Dane do ćwiczenia -

:::::

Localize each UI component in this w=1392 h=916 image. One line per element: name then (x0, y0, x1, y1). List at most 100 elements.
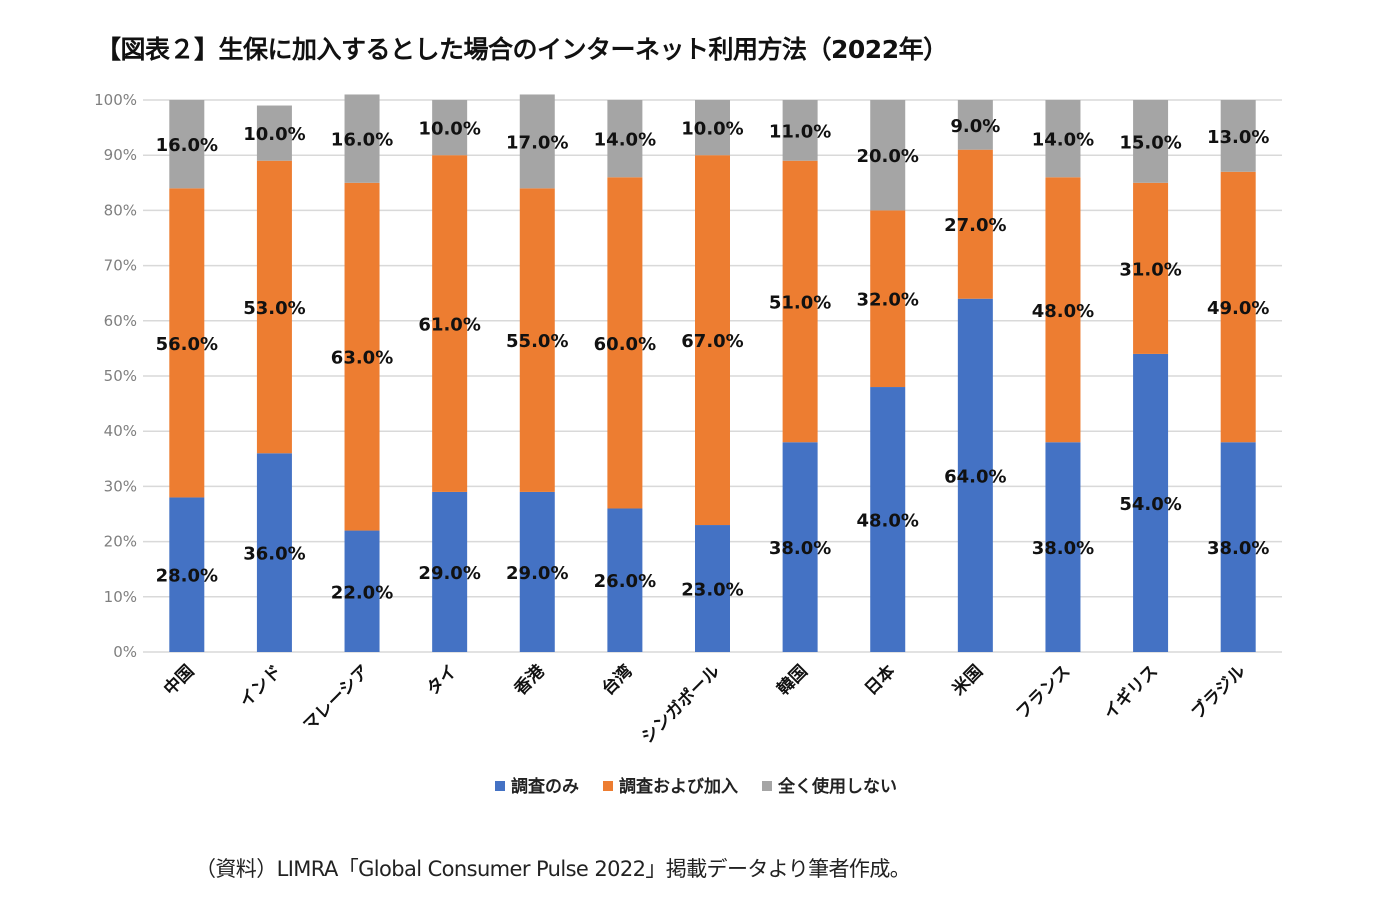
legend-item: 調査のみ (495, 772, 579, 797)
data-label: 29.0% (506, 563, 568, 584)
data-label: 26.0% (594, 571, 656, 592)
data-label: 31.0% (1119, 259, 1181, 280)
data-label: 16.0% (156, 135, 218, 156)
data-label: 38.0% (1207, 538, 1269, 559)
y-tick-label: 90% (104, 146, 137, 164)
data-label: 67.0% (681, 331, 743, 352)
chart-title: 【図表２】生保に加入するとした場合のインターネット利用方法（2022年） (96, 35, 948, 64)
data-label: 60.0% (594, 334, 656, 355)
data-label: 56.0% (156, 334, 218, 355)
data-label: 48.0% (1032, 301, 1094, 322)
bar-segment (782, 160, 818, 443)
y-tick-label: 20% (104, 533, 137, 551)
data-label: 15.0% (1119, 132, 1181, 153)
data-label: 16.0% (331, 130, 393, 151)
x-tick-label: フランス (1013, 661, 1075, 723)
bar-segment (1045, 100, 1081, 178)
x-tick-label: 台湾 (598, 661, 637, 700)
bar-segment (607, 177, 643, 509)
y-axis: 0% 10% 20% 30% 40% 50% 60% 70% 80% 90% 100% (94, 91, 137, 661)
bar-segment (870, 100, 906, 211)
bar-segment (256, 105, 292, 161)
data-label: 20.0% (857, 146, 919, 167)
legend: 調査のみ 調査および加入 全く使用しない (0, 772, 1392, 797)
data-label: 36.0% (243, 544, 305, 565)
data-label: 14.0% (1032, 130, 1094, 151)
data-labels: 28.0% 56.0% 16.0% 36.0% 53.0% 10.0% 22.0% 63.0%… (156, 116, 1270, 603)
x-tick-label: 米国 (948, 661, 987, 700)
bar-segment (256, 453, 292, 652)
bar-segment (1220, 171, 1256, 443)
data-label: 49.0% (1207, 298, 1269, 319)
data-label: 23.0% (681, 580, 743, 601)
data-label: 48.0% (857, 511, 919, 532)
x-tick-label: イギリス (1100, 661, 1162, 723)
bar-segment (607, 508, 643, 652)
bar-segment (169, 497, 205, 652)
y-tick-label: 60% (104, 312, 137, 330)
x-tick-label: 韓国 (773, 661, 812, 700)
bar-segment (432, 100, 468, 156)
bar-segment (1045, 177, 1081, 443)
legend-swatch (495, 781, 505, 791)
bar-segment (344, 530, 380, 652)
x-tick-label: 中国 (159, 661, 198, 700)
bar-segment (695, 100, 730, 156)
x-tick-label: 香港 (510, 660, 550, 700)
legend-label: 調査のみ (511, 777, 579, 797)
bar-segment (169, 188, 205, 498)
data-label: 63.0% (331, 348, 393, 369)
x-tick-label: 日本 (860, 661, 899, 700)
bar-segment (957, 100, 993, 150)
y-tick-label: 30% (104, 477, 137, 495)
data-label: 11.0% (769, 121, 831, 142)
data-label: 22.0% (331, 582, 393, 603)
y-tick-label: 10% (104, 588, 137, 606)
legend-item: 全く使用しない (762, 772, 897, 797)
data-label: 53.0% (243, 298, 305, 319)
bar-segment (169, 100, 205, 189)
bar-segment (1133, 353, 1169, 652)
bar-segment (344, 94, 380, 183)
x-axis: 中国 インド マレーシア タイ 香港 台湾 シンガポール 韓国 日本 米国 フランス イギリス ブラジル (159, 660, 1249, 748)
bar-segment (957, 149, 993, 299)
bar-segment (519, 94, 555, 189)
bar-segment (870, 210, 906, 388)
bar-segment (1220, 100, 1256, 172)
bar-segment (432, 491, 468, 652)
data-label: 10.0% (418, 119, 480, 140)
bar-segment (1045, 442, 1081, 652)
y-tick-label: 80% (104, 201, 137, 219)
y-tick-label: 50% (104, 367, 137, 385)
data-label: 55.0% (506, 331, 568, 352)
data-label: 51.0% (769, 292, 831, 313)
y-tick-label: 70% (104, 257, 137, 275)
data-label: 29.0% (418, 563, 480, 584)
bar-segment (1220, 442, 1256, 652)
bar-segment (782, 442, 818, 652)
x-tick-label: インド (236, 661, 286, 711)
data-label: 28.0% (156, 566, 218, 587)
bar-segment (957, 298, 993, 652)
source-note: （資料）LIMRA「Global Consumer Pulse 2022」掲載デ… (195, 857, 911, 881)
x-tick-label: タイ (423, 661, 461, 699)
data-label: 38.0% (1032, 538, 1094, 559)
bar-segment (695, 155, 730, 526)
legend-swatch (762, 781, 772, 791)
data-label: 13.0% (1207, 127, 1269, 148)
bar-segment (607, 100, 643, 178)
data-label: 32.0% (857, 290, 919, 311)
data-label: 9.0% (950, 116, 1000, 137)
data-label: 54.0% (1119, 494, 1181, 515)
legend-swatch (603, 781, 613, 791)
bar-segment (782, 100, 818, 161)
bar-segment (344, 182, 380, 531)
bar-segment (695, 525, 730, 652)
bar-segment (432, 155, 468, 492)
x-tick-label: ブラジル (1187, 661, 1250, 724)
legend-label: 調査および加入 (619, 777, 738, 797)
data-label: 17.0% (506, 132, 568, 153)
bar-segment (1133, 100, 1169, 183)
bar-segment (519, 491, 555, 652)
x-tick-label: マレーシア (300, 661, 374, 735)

:::::

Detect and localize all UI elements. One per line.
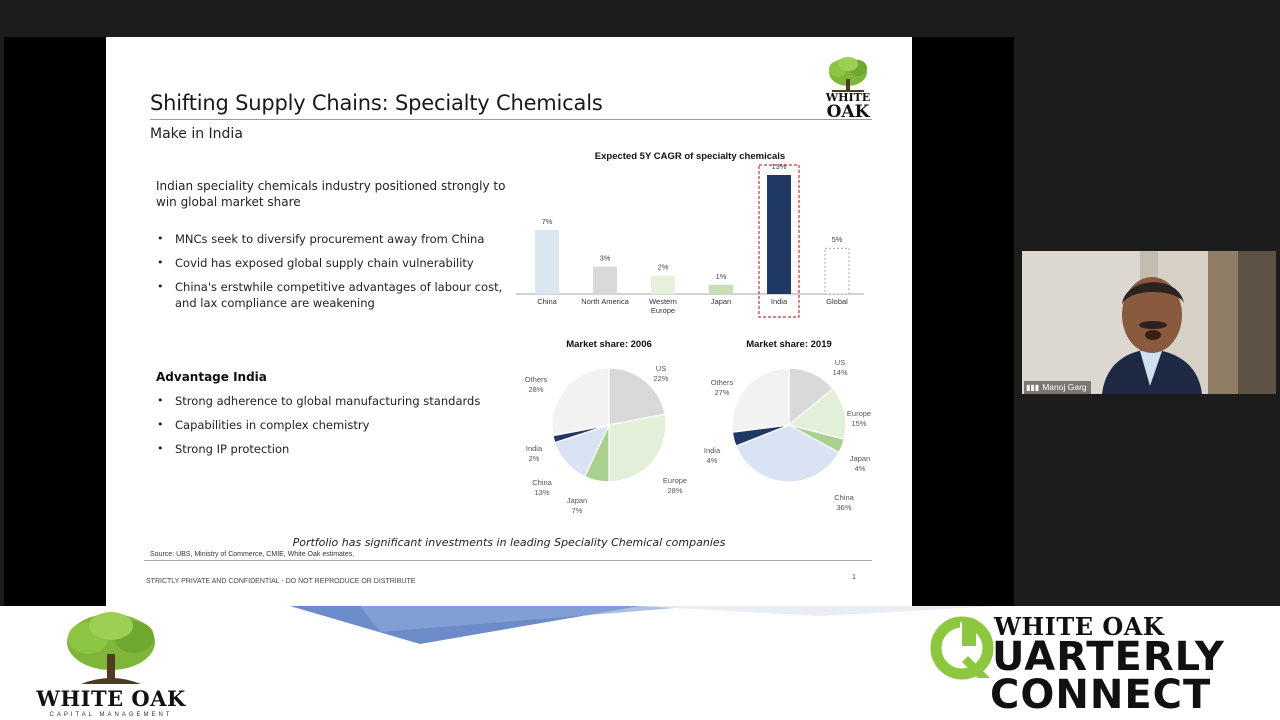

:::::

Co zrobić - Zmień nazwę "bar-segment" na "bar-block" w wierszach, zaczynając od wiersza z "Localize each UI" i idąc aż do wiersza z "data-label: 23.0% (681, 580, 743, 601)", a poza tym nic w nich nie zmieniaj. Podaj tylko te wiersze, bez obrazka.

Odpowiedź -
Localize each UI component in this w=1392 h=916 image. One line per element: name then (x0, y0, x1, y1). List at most 100 elements.
legend-item: 調査のみ (495, 772, 579, 797)
data-label: 29.0% (506, 563, 568, 584)
data-label: 26.0% (594, 571, 656, 592)
data-label: 31.0% (1119, 259, 1181, 280)
data-label: 16.0% (156, 135, 218, 156)
data-label: 38.0% (1207, 538, 1269, 559)
y-tick-label: 90% (104, 146, 137, 164)
data-label: 67.0% (681, 331, 743, 352)
chart-title: 【図表２】生保に加入するとした場合のインターネット利用方法（2022年） (96, 35, 948, 64)
data-label: 60.0% (594, 334, 656, 355)
data-label: 56.0% (156, 334, 218, 355)
data-label: 48.0% (1032, 301, 1094, 322)
bar-block (782, 160, 818, 443)
y-tick-label: 20% (104, 533, 137, 551)
data-label: 15.0% (1119, 132, 1181, 153)
data-label: 16.0% (331, 130, 393, 151)
x-tick-label: フランス (1013, 661, 1075, 723)
bar-block (1045, 100, 1081, 178)
x-tick-label: 台湾 (598, 661, 637, 700)
bar-block (607, 177, 643, 509)
y-axis: 0% 10% 20% 30% 40% 50% 60% 70% 80% 90% 100% (94, 91, 137, 661)
bar-block (870, 100, 906, 211)
bar-block (256, 105, 292, 161)
data-label: 20.0% (857, 146, 919, 167)
legend: 調査のみ 調査および加入 全く使用しない (0, 772, 1392, 797)
data-label: 36.0% (243, 544, 305, 565)
data-label: 14.0% (1032, 130, 1094, 151)
data-labels: 28.0% 56.0% 16.0% 36.0% 53.0% 10.0% 22.0% 63.0%… (156, 116, 1270, 603)
x-tick-label: 米国 (948, 661, 987, 700)
bar-block (256, 453, 292, 652)
bar-block (1220, 171, 1256, 443)
data-label: 49.0% (1207, 298, 1269, 319)
data-label: 23.0% (681, 580, 743, 601)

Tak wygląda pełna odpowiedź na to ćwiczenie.